### RECORDS FOR PROCESSING
"""

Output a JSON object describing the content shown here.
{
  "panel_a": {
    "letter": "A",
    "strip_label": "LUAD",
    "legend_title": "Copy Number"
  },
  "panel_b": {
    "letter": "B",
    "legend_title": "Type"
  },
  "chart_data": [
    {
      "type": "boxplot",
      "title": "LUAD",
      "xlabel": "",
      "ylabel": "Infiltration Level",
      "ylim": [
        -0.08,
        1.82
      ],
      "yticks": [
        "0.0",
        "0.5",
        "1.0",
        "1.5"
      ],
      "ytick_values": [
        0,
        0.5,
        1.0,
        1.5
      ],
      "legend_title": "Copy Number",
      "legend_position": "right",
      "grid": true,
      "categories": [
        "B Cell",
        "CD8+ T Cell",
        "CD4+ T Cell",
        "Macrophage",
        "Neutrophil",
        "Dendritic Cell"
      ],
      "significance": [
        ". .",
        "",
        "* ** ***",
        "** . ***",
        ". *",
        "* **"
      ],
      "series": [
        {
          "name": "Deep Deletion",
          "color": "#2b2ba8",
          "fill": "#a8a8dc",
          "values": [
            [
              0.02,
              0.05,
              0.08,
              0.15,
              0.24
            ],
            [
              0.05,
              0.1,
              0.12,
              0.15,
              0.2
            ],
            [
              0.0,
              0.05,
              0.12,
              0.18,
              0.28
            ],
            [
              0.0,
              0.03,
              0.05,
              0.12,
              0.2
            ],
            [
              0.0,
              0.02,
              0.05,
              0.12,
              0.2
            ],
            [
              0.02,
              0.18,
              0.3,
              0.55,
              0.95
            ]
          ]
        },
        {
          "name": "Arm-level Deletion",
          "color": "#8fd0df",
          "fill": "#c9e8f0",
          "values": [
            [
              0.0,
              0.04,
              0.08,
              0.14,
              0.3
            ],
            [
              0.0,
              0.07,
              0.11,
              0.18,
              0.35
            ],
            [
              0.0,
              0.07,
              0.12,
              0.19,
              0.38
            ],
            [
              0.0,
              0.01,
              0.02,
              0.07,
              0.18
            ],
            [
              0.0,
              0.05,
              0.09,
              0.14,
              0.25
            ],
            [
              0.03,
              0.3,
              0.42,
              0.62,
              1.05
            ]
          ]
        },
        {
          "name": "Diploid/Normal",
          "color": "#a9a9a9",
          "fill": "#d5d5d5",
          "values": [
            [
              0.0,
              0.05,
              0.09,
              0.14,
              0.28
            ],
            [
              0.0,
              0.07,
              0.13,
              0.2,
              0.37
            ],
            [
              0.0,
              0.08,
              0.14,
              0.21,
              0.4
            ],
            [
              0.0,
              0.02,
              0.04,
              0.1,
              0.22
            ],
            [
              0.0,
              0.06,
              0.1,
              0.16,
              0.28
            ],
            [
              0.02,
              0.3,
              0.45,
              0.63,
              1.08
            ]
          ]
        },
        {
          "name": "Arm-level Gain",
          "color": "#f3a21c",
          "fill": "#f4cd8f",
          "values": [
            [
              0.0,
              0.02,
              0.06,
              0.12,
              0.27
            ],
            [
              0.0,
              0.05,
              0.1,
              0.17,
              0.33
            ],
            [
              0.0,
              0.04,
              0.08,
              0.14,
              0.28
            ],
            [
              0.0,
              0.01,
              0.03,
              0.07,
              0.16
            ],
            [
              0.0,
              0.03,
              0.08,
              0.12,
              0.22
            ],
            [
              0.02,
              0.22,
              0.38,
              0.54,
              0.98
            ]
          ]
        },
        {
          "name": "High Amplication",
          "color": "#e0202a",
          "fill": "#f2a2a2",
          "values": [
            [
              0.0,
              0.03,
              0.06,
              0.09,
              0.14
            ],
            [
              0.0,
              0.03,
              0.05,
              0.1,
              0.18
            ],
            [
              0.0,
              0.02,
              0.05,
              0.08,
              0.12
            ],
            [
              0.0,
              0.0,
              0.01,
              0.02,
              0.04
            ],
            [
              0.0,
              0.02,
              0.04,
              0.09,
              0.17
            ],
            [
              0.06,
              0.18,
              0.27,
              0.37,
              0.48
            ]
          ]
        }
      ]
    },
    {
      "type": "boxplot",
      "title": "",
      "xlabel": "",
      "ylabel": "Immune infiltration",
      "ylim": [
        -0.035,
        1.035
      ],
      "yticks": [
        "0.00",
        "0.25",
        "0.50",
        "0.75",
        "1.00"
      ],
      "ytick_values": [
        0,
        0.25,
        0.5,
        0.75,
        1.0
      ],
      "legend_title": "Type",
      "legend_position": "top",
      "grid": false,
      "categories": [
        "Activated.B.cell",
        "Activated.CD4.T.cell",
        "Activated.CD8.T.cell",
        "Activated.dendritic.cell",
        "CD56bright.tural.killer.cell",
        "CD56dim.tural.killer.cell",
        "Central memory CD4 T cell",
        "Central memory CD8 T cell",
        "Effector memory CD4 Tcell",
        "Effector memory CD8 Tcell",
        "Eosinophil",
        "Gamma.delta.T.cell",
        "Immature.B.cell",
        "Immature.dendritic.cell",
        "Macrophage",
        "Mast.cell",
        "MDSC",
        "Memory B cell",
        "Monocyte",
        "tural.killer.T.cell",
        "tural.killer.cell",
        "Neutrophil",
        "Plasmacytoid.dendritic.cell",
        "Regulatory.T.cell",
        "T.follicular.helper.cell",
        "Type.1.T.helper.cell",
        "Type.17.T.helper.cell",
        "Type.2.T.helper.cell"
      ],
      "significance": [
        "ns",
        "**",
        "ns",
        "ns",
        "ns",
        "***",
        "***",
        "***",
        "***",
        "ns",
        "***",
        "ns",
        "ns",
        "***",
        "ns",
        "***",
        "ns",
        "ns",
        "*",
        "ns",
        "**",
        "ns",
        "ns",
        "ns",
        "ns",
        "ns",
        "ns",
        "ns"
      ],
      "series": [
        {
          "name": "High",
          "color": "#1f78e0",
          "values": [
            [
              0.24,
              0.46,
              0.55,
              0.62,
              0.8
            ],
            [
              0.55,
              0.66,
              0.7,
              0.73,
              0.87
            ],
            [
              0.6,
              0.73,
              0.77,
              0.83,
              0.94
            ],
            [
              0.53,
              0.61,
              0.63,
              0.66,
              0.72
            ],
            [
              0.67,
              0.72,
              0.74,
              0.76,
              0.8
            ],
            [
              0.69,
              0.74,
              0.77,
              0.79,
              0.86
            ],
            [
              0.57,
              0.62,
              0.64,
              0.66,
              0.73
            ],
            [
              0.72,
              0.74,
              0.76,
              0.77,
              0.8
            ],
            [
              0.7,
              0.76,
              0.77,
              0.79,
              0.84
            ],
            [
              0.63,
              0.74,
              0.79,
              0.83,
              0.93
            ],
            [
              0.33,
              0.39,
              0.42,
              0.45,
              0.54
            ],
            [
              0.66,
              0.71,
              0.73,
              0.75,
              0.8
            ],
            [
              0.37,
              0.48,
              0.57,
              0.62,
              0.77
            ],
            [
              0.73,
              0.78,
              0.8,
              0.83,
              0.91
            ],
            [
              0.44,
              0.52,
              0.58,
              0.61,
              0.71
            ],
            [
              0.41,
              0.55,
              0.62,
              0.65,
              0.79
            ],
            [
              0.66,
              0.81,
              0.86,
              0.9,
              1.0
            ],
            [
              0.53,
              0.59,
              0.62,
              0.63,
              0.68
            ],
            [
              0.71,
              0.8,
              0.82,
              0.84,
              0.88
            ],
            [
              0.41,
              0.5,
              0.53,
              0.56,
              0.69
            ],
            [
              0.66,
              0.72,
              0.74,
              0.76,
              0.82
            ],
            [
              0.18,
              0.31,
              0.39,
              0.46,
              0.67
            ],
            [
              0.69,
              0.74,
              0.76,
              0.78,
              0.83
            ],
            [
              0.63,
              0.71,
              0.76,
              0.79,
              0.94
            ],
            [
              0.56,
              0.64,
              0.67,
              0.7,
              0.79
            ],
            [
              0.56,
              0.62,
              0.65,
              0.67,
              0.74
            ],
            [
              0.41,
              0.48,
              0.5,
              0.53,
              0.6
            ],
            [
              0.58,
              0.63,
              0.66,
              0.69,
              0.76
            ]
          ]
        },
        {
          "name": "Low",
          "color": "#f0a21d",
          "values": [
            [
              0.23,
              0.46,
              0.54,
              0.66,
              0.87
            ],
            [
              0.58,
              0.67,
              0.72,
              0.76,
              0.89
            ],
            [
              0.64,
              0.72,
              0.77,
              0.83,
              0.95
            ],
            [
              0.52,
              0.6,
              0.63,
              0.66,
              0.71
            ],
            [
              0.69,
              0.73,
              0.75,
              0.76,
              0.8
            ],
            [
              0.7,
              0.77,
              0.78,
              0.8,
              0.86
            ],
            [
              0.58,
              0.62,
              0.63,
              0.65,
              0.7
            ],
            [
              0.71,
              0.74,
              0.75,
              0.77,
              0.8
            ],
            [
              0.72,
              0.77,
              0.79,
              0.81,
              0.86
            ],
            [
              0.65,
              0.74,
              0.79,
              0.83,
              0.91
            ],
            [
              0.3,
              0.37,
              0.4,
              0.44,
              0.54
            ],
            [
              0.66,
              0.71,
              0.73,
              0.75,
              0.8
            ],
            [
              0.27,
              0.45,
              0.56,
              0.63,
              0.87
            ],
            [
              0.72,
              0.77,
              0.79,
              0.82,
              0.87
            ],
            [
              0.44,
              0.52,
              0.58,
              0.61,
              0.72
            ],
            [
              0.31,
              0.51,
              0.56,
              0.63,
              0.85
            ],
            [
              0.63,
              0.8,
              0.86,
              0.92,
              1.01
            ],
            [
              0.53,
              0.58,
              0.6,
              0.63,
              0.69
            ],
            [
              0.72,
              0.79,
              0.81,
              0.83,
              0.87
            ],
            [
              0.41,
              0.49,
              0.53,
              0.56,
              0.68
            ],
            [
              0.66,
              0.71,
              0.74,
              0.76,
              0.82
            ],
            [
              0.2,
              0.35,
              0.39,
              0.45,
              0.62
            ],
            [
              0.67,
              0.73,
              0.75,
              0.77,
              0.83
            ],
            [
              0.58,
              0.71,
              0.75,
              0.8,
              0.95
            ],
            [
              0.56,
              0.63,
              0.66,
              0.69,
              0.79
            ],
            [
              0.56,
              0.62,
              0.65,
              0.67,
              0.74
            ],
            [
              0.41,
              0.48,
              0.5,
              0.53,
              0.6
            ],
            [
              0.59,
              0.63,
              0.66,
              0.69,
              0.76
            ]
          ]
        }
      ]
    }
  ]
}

"""

### AIM
Keep only those lines of the records that hold "ylabel", and return them.

### TASK ANSWER
      "ylabel": "Infiltration Level",
      "ylabel": "Immune infiltration",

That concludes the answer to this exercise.